[Dataset items]
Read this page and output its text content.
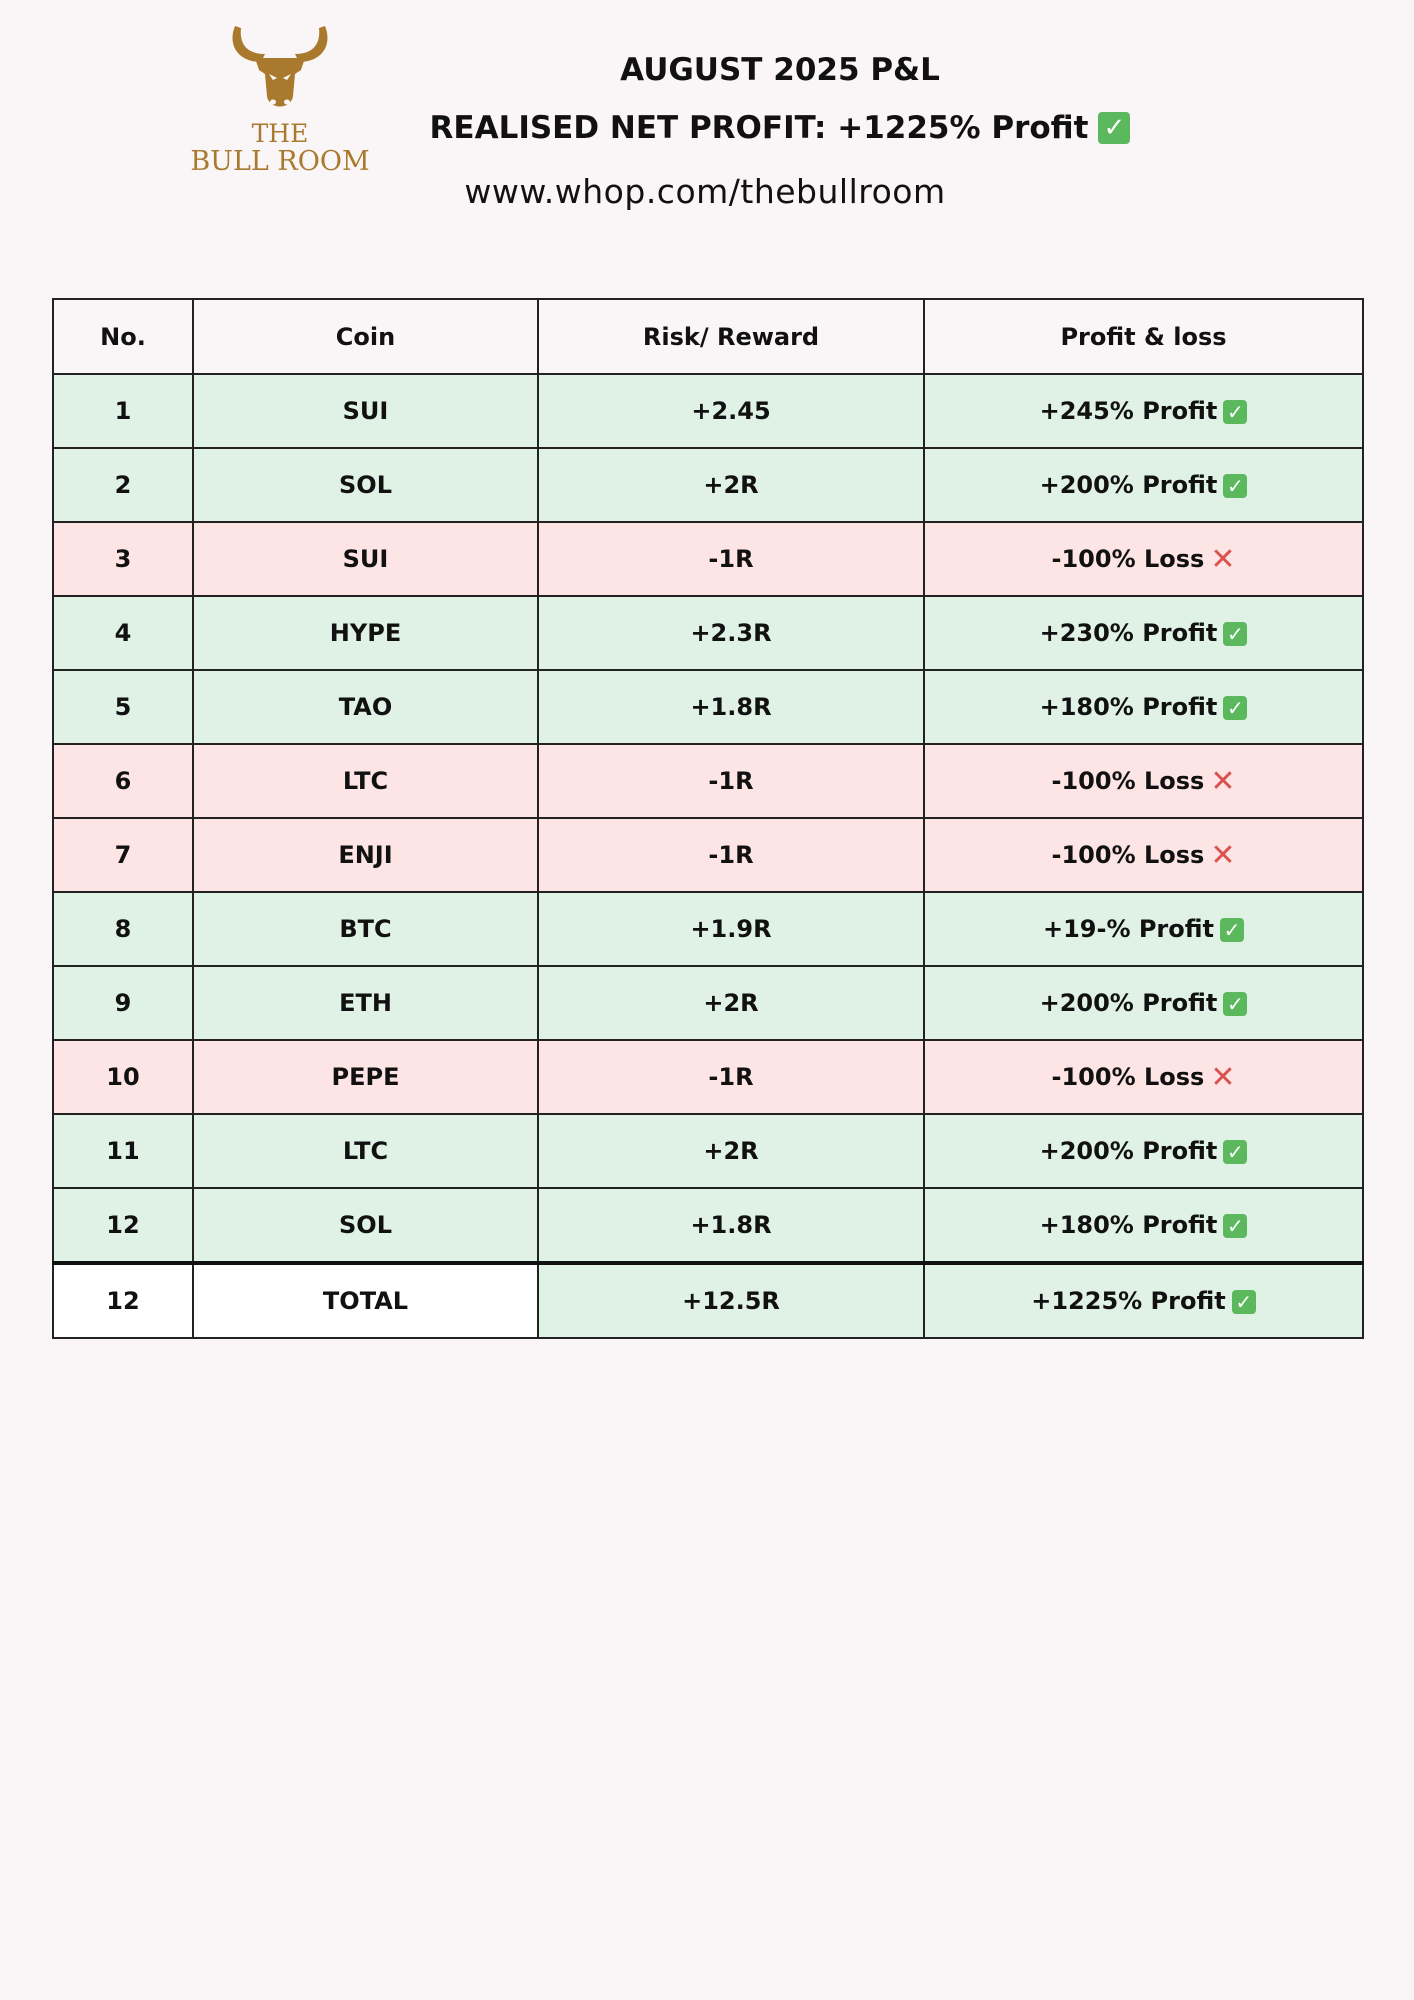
THE
BULL ROOM
AUGUST 2025 P&L
REALISED NET PROFIT: +1225% Profit ✓
www.whop.com/thebullroom
No.	Coin	Risk/ Reward	Profit & loss
1	SUI	+2.45	+245% Profit ✓
2	SOL	+2R	+200% Profit ✓
3	SUI	-1R	-100% Loss ✕
4	HYPE	+2.3R	+230% Profit ✓
5	TAO	+1.8R	+180% Profit ✓
6	LTC	-1R	-100% Loss ✕
7	ENJI	-1R	-100% Loss ✕
8	BTC	+1.9R	+19-% Profit ✓
9	ETH	+2R	+200% Profit ✓
10	PEPE	-1R	-100% Loss ✕
11	LTC	+2R	+200% Profit ✓
12	SOL	+1.8R	+180% Profit ✓
12	TOTAL	+12.5R	+1225% Profit ✓
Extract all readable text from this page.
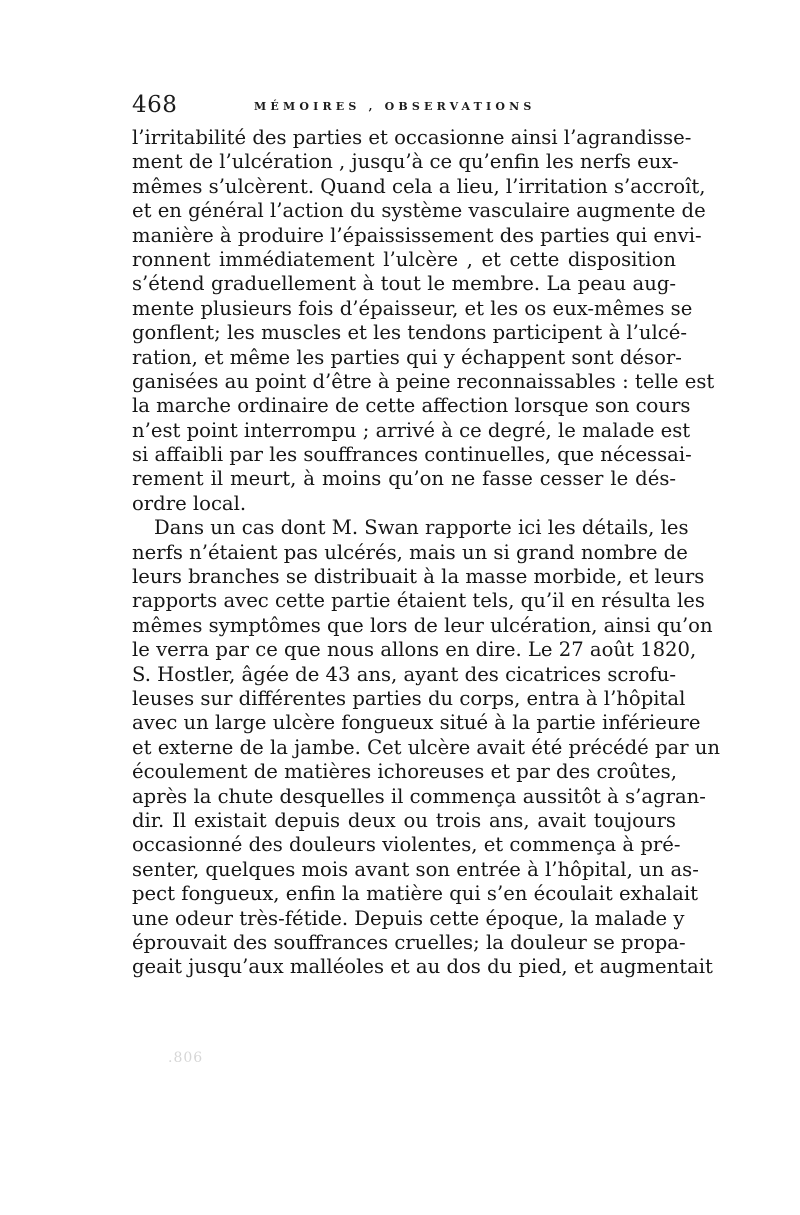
468	MÉMOIRES , OBSERVATIONS
l’irritabilité des parties et occasionne ainsi l’agrandisse-
ment de l’ulcération , jusqu’à ce qu’enfin les nerfs eux-
mêmes s’ulcèrent. Quand cela a lieu, l’irritation s’accroît,
et en général l’action du système vasculaire augmente de
manière à produire l’épaississement des parties qui envi-
ronnent immédiatement l’ulcère , et cette disposition
s’étend graduellement à tout le membre. La peau aug-
mente plusieurs fois d’épaisseur, et les os eux-mêmes se
gonflent; les muscles et les tendons participent à l’ulcé-
ration, et même les parties qui y échappent sont désor-
ganisées au point d’être à peine reconnaissables : telle est
la marche ordinaire de cette affection lorsque son cours
n’est point interrompu ; arrivé à ce degré, le malade est
si affaibli par les souffrances continuelles, que nécessai-
rement il meurt, à moins qu’on ne fasse cesser le dés-
ordre local.
Dans un cas dont M. Swan rapporte ici les détails, les
nerfs n’étaient pas ulcérés, mais un si grand nombre de
leurs branches se distribuait à la masse morbide, et leurs
rapports avec cette partie étaient tels, qu’il en résulta les
mêmes symptômes que lors de leur ulcération, ainsi qu’on
le verra par ce que nous allons en dire. Le 27 août 1820,
S. Hostler, âgée de 43 ans, ayant des cicatrices scrofu-
leuses sur différentes parties du corps, entra à l’hôpital
avec un large ulcère fongueux situé à la partie inférieure
et externe de la jambe. Cet ulcère avait été précédé par un
écoulement de matières ichoreuses et par des croûtes,
après la chute desquelles il commença aussitôt à s’agran-
dir. Il existait depuis deux ou trois ans, avait toujours
occasionné des douleurs violentes, et commença à pré-
senter, quelques mois avant son entrée à l’hôpital, un as-
pect fongueux, enfin la matière qui s’en écoulait exhalait
une odeur très-fétide. Depuis cette époque, la malade y
éprouvait des souffrances cruelles; la douleur se propa-
geait jusqu’aux malléoles et au dos du pied, et augmentait
.806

STATED GOAL - The records above are to be reproduced exactly; the pictures are to be left out.

COMPLETED TASK -
Read this page and output its text content.
THE
BULL ROOM
AUGUST 2025 P&L
REALISED NET PROFIT: +1225% Profit ✓
www.whop.com/thebullroom
No.	Coin	Risk/ Reward	Profit & loss
1	SUI	+2.45	+245% Profit ✓
2	SOL	+2R	+200% Profit ✓
3	SUI	-1R	-100% Loss ✕
4	HYPE	+2.3R	+230% Profit ✓
5	TAO	+1.8R	+180% Profit ✓
6	LTC	-1R	-100% Loss ✕
7	ENJI	-1R	-100% Loss ✕
8	BTC	+1.9R	+19-% Profit ✓
9	ETH	+2R	+200% Profit ✓
10	PEPE	-1R	-100% Loss ✕
11	LTC	+2R	+200% Profit ✓
12	SOL	+1.8R	+180% Profit ✓
12	TOTAL	+12.5R	+1225% Profit ✓
Extract all readable text from this page.
468	MÉMOIRES , OBSERVATIONS
l’irritabilité des parties et occasionne ainsi l’agrandisse-
ment de l’ulcération , jusqu’à ce qu’enfin les nerfs eux-
mêmes s’ulcèrent. Quand cela a lieu, l’irritation s’accroît,
et en général l’action du système vasculaire augmente de
manière à produire l’épaississement des parties qui envi-
ronnent immédiatement l’ulcère , et cette disposition
s’étend graduellement à tout le membre. La peau aug-
mente plusieurs fois d’épaisseur, et les os eux-mêmes se
gonflent; les muscles et les tendons participent à l’ulcé-
ration, et même les parties qui y échappent sont désor-
ganisées au point d’être à peine reconnaissables : telle est
la marche ordinaire de cette affection lorsque son cours
n’est point interrompu ; arrivé à ce degré, le malade est
si affaibli par les souffrances continuelles, que nécessai-
rement il meurt, à moins qu’on ne fasse cesser le dés-
ordre local.
Dans un cas dont M. Swan rapporte ici les détails, les
nerfs n’étaient pas ulcérés, mais un si grand nombre de
leurs branches se distribuait à la masse morbide, et leurs
rapports avec cette partie étaient tels, qu’il en résulta les
mêmes symptômes que lors de leur ulcération, ainsi qu’on
le verra par ce que nous allons en dire. Le 27 août 1820,
S. Hostler, âgée de 43 ans, ayant des cicatrices scrofu-
leuses sur différentes parties du corps, entra à l’hôpital
avec un large ulcère fongueux situé à la partie inférieure
et externe de la jambe. Cet ulcère avait été précédé par un
écoulement de matières ichoreuses et par des croûtes,
après la chute desquelles il commença aussitôt à s’agran-
dir. Il existait depuis deux ou trois ans, avait toujours
occasionné des douleurs violentes, et commença à pré-
senter, quelques mois avant son entrée à l’hôpital, un as-
pect fongueux, enfin la matière qui s’en écoulait exhalait
une odeur très-fétide. Depuis cette époque, la malade y
éprouvait des souffrances cruelles; la douleur se propa-
geait jusqu’aux malléoles et au dos du pied, et augmentait
.806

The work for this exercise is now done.